---------- Text section

[Yt-svn] yt: A new way to load-balance the parallel HOP halo finder.
hg at spacepope.org
hg at spacepope.org
Mon May 10 15:01:06 PDT 2010
hg Repository: yt
details: yt/rev/7f17d891b9a5
changeset: 1648:7f17d891b9a5
user: Stephen Skory <stephenskory at yahoo.com>
date:
Mon May 10 15:00:42 2010 -0700
description:
A new way to load-balance the parallel HOP halo finder.
A random subset of points are read in on all tasks,
and balanced on the root task, defining the full subvolumes.
A minor change to the merger tree, too.
diffstat:
yt/extensions/MergerTree.py | 4 +
yt/lagos/HaloFinding.py | 127 ++++++++++++++++++++++++++++++-----------
2 files changed, 96 insertions(+), 35 deletions(-)
diffs (176 lines):
diff -r 3a2127d8583c -r 7f17d891b9a5 yt/extensions/MergerTree.py
--- a/yt/extensions/MergerTree.py Sat May 08 14:26:17 2010 -0600
+++ b/yt/extensions/MergerTree.py Mon May 10 15:00:42 2010 -0700
@@ -589,6 +589,10 @@
if self.mine == 0:
to_write = []
# Open the temporary database.
+ try:
+ os.remove(temp_name)
+ except OSError:
+ pass
temp_conn = sql.connect(temp_name)
temp_cursor = temp_conn.cursor()
line = "CREATE TABLE Halos (GlobalHaloID INTEGER PRIMARY KEY,\
diff -r 3a2127d8583c -r 7f17d891b9a5 yt/lagos/HaloFinding.py
--- a/yt/lagos/HaloFinding.py Sat May 08 14:26:17 2010 -0600
+++ b/yt/lagos/HaloFinding.py Mon May 10 15:00:42 2010 -0700
@@ -41,7 +41,7 @@
from kd import *
from yt.funcs import *
-import math, sys, itertools, gc
+import math, sys, itertools, gc, random
from collections import defaultdict
TINY = 1.e-40
@@ -1141,12 +1141,14 @@
class parallelHF(GenericHaloFinder, parallelHOPHaloList):
def __init__(self, pf, threshold=160, dm_only=True, resize=True, rearrange=True,\
- fancy_padding=True, safety=1.5, premerge=True):
+ fancy_padding=True, safety=1.5, premerge=True, sample=0.03):
GenericHaloFinder.__init__(self, pf, dm_only, padding=0.0)

--------------------

Goal 1
Recast the rows, from the first row up to and including the line containing "x-axis-label: 选择该选项的人数比例 xyxy=(929,599,1247,635)", as a JSON list of strings with one string per line and blank lines left out.
The text and the rows were taken from unrelated sources.

---------- Input rows

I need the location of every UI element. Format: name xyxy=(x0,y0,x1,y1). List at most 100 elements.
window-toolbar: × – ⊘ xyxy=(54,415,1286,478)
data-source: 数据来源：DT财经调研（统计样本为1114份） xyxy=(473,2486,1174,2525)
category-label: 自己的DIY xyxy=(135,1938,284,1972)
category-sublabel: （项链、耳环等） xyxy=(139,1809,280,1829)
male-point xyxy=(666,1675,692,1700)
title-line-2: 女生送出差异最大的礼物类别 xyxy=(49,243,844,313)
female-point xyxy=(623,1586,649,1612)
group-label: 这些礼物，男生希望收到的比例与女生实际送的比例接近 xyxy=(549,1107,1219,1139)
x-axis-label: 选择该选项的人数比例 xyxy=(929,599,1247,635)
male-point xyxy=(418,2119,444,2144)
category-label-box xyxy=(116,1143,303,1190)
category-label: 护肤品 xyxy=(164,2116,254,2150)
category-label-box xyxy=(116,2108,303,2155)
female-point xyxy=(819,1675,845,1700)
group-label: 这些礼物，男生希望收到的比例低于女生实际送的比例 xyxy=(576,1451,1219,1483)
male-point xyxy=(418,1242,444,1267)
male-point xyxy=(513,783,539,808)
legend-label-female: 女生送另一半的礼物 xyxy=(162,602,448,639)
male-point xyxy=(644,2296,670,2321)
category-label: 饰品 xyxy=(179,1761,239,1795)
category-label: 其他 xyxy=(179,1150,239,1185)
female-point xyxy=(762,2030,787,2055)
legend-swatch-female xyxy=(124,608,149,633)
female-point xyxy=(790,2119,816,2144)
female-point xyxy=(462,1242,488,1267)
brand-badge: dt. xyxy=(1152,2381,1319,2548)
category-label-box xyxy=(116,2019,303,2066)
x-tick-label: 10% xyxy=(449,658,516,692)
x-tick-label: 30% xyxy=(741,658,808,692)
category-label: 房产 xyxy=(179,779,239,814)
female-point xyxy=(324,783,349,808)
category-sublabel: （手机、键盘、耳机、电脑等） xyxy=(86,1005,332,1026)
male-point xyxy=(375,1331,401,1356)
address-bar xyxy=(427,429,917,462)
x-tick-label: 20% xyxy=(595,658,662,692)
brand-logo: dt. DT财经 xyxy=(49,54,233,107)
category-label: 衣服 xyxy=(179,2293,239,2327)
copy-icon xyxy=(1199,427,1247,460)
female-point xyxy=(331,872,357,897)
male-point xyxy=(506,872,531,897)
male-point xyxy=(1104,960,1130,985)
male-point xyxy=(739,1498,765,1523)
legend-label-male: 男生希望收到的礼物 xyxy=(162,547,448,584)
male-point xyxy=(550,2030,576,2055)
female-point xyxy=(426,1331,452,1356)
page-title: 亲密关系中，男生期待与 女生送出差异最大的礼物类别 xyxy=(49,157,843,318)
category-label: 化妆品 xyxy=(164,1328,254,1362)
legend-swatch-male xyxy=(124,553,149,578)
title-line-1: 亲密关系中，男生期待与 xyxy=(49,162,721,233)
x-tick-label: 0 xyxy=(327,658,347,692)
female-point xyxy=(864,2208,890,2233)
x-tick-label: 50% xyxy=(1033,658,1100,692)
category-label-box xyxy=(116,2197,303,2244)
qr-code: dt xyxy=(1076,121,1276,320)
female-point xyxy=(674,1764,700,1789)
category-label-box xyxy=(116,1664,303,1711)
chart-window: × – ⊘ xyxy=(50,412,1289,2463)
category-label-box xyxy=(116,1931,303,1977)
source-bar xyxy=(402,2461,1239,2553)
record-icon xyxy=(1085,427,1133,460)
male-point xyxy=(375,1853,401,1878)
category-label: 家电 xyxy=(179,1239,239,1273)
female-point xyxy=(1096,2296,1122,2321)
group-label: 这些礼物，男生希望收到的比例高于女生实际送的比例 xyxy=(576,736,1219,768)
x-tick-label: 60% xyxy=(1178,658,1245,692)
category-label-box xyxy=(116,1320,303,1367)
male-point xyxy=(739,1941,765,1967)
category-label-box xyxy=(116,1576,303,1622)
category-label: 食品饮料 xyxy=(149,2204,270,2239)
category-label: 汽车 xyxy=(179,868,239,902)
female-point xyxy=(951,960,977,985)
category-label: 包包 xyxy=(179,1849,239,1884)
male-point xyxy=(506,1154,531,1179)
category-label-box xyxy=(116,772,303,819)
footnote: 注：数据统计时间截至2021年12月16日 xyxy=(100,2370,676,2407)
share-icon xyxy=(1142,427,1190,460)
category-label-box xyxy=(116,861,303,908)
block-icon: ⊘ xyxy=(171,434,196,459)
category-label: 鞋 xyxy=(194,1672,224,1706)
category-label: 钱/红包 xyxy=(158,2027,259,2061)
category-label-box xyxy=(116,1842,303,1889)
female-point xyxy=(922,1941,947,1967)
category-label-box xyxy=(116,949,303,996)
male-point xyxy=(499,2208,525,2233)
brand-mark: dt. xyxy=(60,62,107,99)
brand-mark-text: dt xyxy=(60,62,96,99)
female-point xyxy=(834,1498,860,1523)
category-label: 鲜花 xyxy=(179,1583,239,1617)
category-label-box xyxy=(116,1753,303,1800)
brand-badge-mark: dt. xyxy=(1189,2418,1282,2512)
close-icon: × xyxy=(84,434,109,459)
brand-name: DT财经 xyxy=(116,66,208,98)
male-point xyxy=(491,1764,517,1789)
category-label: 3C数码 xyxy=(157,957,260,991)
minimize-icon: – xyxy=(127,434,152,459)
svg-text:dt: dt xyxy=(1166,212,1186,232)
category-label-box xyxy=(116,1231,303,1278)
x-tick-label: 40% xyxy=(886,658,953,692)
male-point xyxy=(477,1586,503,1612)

--------------------

Goal 2
Answer these questions about the yt changeset notice:
(a) Which user is listed for the changeset?
(b) How many insertions and deletions does the diffstat report?
(c) What default value is given to the new sample parameter of parallelHF?

Final answer 1
[
  "I need the location of every UI element. Format: name xyxy=(x0,y0,x1,y1). List at most 100 elements.",
  "window-toolbar: × – ⊘ xyxy=(54,415,1286,478)",
  "data-source: 数据来源：DT财经调研（统计样本为1114份） xyxy=(473,2486,1174,2525)",
  "category-label: 自己的DIY xyxy=(135,1938,284,1972)",
  "category-sublabel: （项链、耳环等） xyxy=(139,1809,280,1829)",
  "male-point xyxy=(666,1675,692,1700)",
  "title-line-2: 女生送出差异最大的礼物类别 xyxy=(49,243,844,313)",
  "female-point xyxy=(623,1586,649,1612)",
  "group-label: 这些礼物，男生希望收到的比例与女生实际送的比例接近 xyxy=(549,1107,1219,1139)",
  "x-axis-label: 选择该选项的人数比例 xyxy=(929,599,1247,635)"
]

Final answer 2
(a) Stephen Skory
(b) 96 insertions and 35 deletions
(c) 0.03